* _What to work on_
What follows is a listing; restate every line of it word for word.

** start **

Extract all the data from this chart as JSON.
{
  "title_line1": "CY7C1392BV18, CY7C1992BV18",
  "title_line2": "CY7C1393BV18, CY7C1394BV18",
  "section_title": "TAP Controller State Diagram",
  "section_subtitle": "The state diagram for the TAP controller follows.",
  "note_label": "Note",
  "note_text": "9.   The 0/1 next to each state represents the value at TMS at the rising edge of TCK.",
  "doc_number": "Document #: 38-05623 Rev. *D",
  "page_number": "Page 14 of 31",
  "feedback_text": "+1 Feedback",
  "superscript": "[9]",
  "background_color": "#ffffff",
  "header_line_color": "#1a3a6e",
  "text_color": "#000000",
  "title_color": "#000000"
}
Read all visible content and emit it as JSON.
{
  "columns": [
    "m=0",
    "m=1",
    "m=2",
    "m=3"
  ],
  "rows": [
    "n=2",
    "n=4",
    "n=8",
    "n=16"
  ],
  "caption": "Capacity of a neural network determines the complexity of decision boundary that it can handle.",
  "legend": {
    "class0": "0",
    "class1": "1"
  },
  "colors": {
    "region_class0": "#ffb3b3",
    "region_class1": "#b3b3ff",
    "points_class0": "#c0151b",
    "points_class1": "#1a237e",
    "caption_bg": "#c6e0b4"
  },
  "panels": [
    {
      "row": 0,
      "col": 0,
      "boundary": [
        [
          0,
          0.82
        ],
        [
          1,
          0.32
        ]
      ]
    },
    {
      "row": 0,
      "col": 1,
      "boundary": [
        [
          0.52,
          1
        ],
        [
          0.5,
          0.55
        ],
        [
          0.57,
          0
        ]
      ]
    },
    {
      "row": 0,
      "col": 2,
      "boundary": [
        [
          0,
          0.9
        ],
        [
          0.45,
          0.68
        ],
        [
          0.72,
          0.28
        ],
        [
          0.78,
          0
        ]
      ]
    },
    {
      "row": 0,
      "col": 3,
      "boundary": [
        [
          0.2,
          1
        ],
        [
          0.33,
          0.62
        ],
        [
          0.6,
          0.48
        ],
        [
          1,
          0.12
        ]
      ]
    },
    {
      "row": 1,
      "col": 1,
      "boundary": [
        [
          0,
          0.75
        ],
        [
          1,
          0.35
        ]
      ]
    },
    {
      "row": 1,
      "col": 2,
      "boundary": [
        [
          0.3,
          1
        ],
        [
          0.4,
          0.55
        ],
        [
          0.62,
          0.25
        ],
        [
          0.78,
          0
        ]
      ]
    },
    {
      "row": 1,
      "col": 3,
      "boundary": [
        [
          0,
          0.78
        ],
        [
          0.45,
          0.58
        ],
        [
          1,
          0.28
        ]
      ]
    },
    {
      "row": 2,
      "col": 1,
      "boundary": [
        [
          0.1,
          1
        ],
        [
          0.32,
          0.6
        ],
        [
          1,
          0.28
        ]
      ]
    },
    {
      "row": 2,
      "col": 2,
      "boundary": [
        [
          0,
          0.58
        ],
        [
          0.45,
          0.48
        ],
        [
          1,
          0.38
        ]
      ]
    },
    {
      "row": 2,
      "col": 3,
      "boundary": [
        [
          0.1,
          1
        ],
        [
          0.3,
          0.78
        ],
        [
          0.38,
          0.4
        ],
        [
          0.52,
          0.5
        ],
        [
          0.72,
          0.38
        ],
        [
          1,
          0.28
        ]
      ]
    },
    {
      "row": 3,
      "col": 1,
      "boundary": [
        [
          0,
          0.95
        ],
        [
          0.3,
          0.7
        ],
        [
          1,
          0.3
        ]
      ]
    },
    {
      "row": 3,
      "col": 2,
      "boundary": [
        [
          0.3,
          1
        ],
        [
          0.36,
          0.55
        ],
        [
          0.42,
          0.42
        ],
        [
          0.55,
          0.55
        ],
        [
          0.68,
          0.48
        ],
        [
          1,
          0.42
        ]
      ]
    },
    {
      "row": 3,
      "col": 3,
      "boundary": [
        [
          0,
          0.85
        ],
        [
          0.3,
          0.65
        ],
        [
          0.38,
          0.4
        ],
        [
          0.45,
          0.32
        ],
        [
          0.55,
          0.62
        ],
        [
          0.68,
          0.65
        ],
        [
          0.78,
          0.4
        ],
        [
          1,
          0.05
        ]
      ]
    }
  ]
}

** end **

* _Response to this task_
Extract all the data from this chart as JSON.
{
  "title_line1": "CY7C1392BV18, CY7C1992BV18",
  "title_line2": "CY7C1393BV18, CY7C1394BV18",
  "section_title": "TAP Controller State Diagram",
  "section_subtitle": "The state diagram for the TAP controller follows.",
  "note_label": "Note",
  "note_text": "9.   The 0/1 next to each state represents the value at TMS at the rising edge of TCK.",
  "doc_number": "Document #: 38-05623 Rev. *D",
  "page_number": "Page 14 of 31",
  "feedback_text": "+1 Feedback",
  "superscript": "[9]",
  "background_color": "#ffffff",
  "header_line_color": "#1a3a6e",
  "text_color": "#000000",
  "title_color": "#000000"
}
Read all visible content and emit it as JSON.
{
  "columns": [
    "m=0",
    "m=1",
    "m=2",
    "m=3"
  ],
  "rows": [
    "n=2",
    "n=4",
    "n=8",
    "n=16"
  ],
  "caption": "Capacity of a neural network determines the complexity of decision boundary that it can handle.",
  "legend": {
    "class0": "0",
    "class1": "1"
  },
  "colors": {
    "region_class0": "#ffb3b3",
    "region_class1": "#b3b3ff",
    "points_class0": "#c0151b",
    "points_class1": "#1a237e",
    "caption_bg": "#c6e0b4"
  },
  "panels": [
    {
      "row": 0,
      "col": 0,
      "boundary": [
        [
          0,
          0.82
        ],
        [
          1,
          0.32
        ]
      ]
    },
    {
      "row": 0,
      "col": 1,
      "boundary": [
        [
          0.52,
          1
        ],
        [
          0.5,
          0.55
        ],
        [
          0.57,
          0
        ]
      ]
    },
    {
      "row": 0,
      "col": 2,
      "boundary": [
        [
          0,
          0.9
        ],
        [
          0.45,
          0.68
        ],
        [
          0.72,
          0.28
        ],
        [
          0.78,
          0
        ]
      ]
    },
    {
      "row": 0,
      "col": 3,
      "boundary": [
        [
          0.2,
          1
        ],
        [
          0.33,
          0.62
        ],
        [
          0.6,
          0.48
        ],
        [
          1,
          0.12
        ]
      ]
    },
    {
      "row": 1,
      "col": 1,
      "boundary": [
        [
          0,
          0.75
        ],
        [
          1,
          0.35
        ]
      ]
    },
    {
      "row": 1,
      "col": 2,
      "boundary": [
        [
          0.3,
          1
        ],
        [
          0.4,
          0.55
        ],
        [
          0.62,
          0.25
        ],
        [
          0.78,
          0
        ]
      ]
    },
    {
      "row": 1,
      "col": 3,
      "boundary": [
        [
          0,
          0.78
        ],
        [
          0.45,
          0.58
        ],
        [
          1,
          0.28
        ]
      ]
    },
    {
      "row": 2,
      "col": 1,
      "boundary": [
        [
          0.1,
          1
        ],
        [
          0.32,
          0.6
        ],
        [
          1,
          0.28
        ]
      ]
    },
    {
      "row": 2,
      "col": 2,
      "boundary": [
        [
          0,
          0.58
        ],
        [
          0.45,
          0.48
        ],
        [
          1,
          0.38
        ]
      ]
    },
    {
      "row": 2,
      "col": 3,
      "boundary": [
        [
          0.1,
          1
        ],
        [
          0.3,
          0.78
        ],
        [
          0.38,
          0.4
        ],
        [
          0.52,
          0.5
        ],
        [
          0.72,
          0.38
        ],
        [
          1,
          0.28
        ]
      ]
    },
    {
      "row": 3,
      "col": 1,
      "boundary": [
        [
          0,
          0.95
        ],
        [
          0.3,
          0.7
        ],
        [
          1,
          0.3
        ]
      ]
    },
    {
      "row": 3,
      "col": 2,
      "boundary": [
        [
          0.3,
          1
        ],
        [
          0.36,
          0.55
        ],
        [
          0.42,
          0.42
        ],
        [
          0.55,
          0.55
        ],
        [
          0.68,
          0.48
        ],
        [
          1,
          0.42
        ]
      ]
    },
    {
      "row": 3,
      "col": 3,
      "boundary": [
        [
          0,
          0.85
        ],
        [
          0.3,
          0.65
        ],
        [
          0.38,
          0.4
        ],
        [
          0.45,
          0.32
        ],
        [
          0.55,
          0.62
        ],
        [
          0.68,
          0.65
        ],
        [
          0.78,
          0.4
        ],
        [
          1,
          0.05
        ]
      ]
    }
  ]
}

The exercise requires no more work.